> What you need to do: All entries must be extracted exactly, with nothing added or dropped.

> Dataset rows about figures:
begin

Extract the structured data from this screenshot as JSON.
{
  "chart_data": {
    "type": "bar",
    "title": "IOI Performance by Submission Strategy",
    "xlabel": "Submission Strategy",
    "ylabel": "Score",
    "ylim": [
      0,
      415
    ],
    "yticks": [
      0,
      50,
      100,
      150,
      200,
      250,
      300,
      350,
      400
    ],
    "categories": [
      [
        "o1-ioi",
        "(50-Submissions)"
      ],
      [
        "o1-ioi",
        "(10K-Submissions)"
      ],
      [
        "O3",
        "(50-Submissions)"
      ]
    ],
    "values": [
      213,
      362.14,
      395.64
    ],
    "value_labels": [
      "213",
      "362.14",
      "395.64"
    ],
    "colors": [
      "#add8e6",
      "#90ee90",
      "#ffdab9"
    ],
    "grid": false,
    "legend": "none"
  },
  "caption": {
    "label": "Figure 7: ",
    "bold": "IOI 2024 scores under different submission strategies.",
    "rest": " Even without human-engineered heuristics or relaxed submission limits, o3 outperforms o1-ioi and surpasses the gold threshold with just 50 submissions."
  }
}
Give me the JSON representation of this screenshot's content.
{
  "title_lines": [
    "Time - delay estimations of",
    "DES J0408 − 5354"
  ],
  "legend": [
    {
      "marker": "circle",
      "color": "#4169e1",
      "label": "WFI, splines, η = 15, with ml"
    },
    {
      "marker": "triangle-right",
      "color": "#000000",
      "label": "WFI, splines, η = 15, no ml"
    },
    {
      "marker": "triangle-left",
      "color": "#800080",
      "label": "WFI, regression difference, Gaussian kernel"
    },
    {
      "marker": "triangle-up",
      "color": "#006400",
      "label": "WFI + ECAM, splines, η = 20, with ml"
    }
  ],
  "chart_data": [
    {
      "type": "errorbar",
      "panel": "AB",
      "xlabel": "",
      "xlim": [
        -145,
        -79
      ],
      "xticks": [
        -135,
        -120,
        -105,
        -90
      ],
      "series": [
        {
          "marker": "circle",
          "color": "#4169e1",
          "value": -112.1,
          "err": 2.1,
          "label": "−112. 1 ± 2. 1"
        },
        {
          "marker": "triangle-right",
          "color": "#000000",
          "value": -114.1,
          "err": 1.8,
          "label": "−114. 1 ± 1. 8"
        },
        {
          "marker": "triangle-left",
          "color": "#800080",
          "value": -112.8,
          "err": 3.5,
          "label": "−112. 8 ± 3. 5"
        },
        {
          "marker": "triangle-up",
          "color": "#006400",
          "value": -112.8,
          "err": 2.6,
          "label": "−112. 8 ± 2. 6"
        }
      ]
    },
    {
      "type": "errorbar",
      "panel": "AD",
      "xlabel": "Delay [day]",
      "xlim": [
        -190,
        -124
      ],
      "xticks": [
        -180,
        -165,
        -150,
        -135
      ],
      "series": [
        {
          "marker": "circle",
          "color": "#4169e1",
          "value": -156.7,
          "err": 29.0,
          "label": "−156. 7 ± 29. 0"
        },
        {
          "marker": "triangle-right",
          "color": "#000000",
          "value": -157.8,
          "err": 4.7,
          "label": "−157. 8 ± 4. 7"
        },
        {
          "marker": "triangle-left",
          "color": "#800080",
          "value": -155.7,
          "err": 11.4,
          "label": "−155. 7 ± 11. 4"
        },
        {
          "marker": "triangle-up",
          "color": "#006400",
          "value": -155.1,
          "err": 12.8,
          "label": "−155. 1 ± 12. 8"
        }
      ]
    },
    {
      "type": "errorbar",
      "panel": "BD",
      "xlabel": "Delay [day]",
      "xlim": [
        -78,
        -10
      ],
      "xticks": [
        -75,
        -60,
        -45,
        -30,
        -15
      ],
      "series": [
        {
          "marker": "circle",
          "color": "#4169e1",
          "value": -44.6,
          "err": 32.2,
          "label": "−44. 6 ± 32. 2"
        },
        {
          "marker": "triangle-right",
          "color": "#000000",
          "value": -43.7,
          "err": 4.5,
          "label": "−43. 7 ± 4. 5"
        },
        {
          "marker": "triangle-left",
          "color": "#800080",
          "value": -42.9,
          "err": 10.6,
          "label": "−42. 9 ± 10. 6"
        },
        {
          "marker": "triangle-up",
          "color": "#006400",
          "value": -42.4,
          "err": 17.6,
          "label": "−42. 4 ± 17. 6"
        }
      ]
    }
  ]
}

end

> Output:
Extract the structured data from this screenshot as JSON.
{
  "chart_data": {
    "type": "bar",
    "title": "IOI Performance by Submission Strategy",
    "xlabel": "Submission Strategy",
    "ylabel": "Score",
    "ylim": [
      0,
      415
    ],
    "yticks": [
      0,
      50,
      100,
      150,
      200,
      250,
      300,
      350,
      400
    ],
    "categories": [
      [
        "o1-ioi",
        "(50-Submissions)"
      ],
      [
        "o1-ioi",
        "(10K-Submissions)"
      ],
      [
        "O3",
        "(50-Submissions)"
      ]
    ],
    "values": [
      213,
      362.14,
      395.64
    ],
    "value_labels": [
      "213",
      "362.14",
      "395.64"
    ],
    "colors": [
      "#add8e6",
      "#90ee90",
      "#ffdab9"
    ],
    "grid": false,
    "legend": "none"
  },
  "caption": {
    "label": "Figure 7: ",
    "bold": "IOI 2024 scores under different submission strategies.",
    "rest": " Even without human-engineered heuristics or relaxed submission limits, o3 outperforms o1-ioi and surpasses the gold threshold with just 50 submissions."
  }
}
Give me the JSON representation of this screenshot's content.
{
  "title_lines": [
    "Time - delay estimations of",
    "DES J0408 − 5354"
  ],
  "legend": [
    {
      "marker": "circle",
      "color": "#4169e1",
      "label": "WFI, splines, η = 15, with ml"
    },
    {
      "marker": "triangle-right",
      "color": "#000000",
      "label": "WFI, splines, η = 15, no ml"
    },
    {
      "marker": "triangle-left",
      "color": "#800080",
      "label": "WFI, regression difference, Gaussian kernel"
    },
    {
      "marker": "triangle-up",
      "color": "#006400",
      "label": "WFI + ECAM, splines, η = 20, with ml"
    }
  ],
  "chart_data": [
    {
      "type": "errorbar",
      "panel": "AB",
      "xlabel": "",
      "xlim": [
        -145,
        -79
      ],
      "xticks": [
        -135,
        -120,
        -105,
        -90
      ],
      "series": [
        {
          "marker": "circle",
          "color": "#4169e1",
          "value": -112.1,
          "err": 2.1,
          "label": "−112. 1 ± 2. 1"
        },
        {
          "marker": "triangle-right",
          "color": "#000000",
          "value": -114.1,
          "err": 1.8,
          "label": "−114. 1 ± 1. 8"
        },
        {
          "marker": "triangle-left",
          "color": "#800080",
          "value": -112.8,
          "err": 3.5,
          "label": "−112. 8 ± 3. 5"
        },
        {
          "marker": "triangle-up",
          "color": "#006400",
          "value": -112.8,
          "err": 2.6,
          "label": "−112. 8 ± 2. 6"
        }
      ]
    },
    {
      "type": "errorbar",
      "panel": "AD",
      "xlabel": "Delay [day]",
      "xlim": [
        -190,
        -124
      ],
      "xticks": [
        -180,
        -165,
        -150,
        -135
      ],
      "series": [
        {
          "marker": "circle",
          "color": "#4169e1",
          "value": -156.7,
          "err": 29.0,
          "label": "−156. 7 ± 29. 0"
        },
        {
          "marker": "triangle-right",
          "color": "#000000",
          "value": -157.8,
          "err": 4.7,
          "label": "−157. 8 ± 4. 7"
        },
        {
          "marker": "triangle-left",
          "color": "#800080",
          "value": -155.7,
          "err": 11.4,
          "label": "−155. 7 ± 11. 4"
        },
        {
          "marker": "triangle-up",
          "color": "#006400",
          "value": -155.1,
          "err": 12.8,
          "label": "−155. 1 ± 12. 8"
        }
      ]
    },
    {
      "type": "errorbar",
      "panel": "BD",
      "xlabel": "Delay [day]",
      "xlim": [
        -78,
        -10
      ],
      "xticks": [
        -75,
        -60,
        -45,
        -30,
        -15
      ],
      "series": [
        {
          "marker": "circle",
          "color": "#4169e1",
          "value": -44.6,
          "err": 32.2,
          "label": "−44. 6 ± 32. 2"
        },
        {
          "marker": "triangle-right",
          "color": "#000000",
          "value": -43.7,
          "err": 4.5,
          "label": "−43. 7 ± 4. 5"
        },
        {
          "marker": "triangle-left",
          "color": "#800080",
          "value": -42.9,
          "err": 10.6,
          "label": "−42. 9 ± 10. 6"
        },
        {
          "marker": "triangle-up",
          "color": "#006400",
          "value": -42.4,
          "err": 17.6,
          "label": "−42. 4 ± 17. 6"
        }
      ]
    }
  ]
}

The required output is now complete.